* **Dataset records**

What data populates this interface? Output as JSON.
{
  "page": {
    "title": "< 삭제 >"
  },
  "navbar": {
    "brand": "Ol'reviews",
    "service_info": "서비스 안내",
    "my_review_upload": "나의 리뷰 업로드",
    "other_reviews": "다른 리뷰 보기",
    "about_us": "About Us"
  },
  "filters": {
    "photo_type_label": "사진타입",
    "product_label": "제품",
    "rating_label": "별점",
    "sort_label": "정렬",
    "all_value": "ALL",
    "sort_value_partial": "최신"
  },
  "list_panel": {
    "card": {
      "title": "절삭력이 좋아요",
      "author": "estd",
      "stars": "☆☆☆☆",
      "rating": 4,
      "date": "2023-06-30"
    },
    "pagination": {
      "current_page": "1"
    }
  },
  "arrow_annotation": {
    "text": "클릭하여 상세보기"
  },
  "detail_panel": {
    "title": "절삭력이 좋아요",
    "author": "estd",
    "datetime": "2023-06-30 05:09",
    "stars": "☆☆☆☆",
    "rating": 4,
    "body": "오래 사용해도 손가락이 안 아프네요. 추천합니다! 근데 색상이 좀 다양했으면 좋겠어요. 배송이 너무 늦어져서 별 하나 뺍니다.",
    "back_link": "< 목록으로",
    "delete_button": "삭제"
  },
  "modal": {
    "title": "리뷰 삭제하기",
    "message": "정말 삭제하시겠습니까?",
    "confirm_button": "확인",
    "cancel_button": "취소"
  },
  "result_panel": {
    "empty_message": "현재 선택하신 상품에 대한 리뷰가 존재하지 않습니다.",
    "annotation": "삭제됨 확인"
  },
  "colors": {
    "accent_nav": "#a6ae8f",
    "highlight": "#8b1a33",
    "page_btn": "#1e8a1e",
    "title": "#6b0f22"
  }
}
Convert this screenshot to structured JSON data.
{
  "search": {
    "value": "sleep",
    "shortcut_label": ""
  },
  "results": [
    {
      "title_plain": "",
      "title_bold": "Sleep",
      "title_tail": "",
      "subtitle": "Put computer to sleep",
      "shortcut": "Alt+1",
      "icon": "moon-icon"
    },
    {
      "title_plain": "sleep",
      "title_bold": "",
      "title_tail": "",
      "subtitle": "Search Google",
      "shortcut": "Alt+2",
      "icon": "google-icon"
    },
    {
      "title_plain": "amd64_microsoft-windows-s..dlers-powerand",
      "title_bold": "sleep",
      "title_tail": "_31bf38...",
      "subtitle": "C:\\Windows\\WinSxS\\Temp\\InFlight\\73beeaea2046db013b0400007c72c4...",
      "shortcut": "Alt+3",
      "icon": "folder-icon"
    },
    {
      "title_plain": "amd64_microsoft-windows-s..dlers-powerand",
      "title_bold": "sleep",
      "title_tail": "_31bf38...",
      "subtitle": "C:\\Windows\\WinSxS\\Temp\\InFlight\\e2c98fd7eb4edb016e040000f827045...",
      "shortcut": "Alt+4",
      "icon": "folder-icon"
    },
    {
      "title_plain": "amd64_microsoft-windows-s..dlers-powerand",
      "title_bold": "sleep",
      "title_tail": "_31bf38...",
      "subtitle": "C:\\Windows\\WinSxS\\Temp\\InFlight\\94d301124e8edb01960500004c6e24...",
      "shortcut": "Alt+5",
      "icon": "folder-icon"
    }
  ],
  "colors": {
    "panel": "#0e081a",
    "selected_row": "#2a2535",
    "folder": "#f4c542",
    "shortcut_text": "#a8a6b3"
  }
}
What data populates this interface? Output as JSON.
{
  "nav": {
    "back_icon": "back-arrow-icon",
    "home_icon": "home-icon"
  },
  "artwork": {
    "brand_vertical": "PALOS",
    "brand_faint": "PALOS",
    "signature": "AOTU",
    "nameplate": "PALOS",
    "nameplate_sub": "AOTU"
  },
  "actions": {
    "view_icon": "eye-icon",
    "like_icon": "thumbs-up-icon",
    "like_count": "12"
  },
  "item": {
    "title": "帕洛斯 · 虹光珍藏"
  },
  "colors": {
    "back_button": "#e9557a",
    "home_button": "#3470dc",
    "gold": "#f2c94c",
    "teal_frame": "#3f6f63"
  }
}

* **YOUR GOAL**
Look over the records above and copy each line that includes the string "icon".

* **WORKED SOLUTION**
      "icon": "moon-icon"
      "icon": "google-icon"
      "icon": "folder-icon"
      "icon": "folder-icon"
      "icon": "folder-icon"
    "back_icon": "back-arrow-icon",
    "home_icon": "home-icon"
    "view_icon": "eye-icon",
    "like_icon": "thumbs-up-icon",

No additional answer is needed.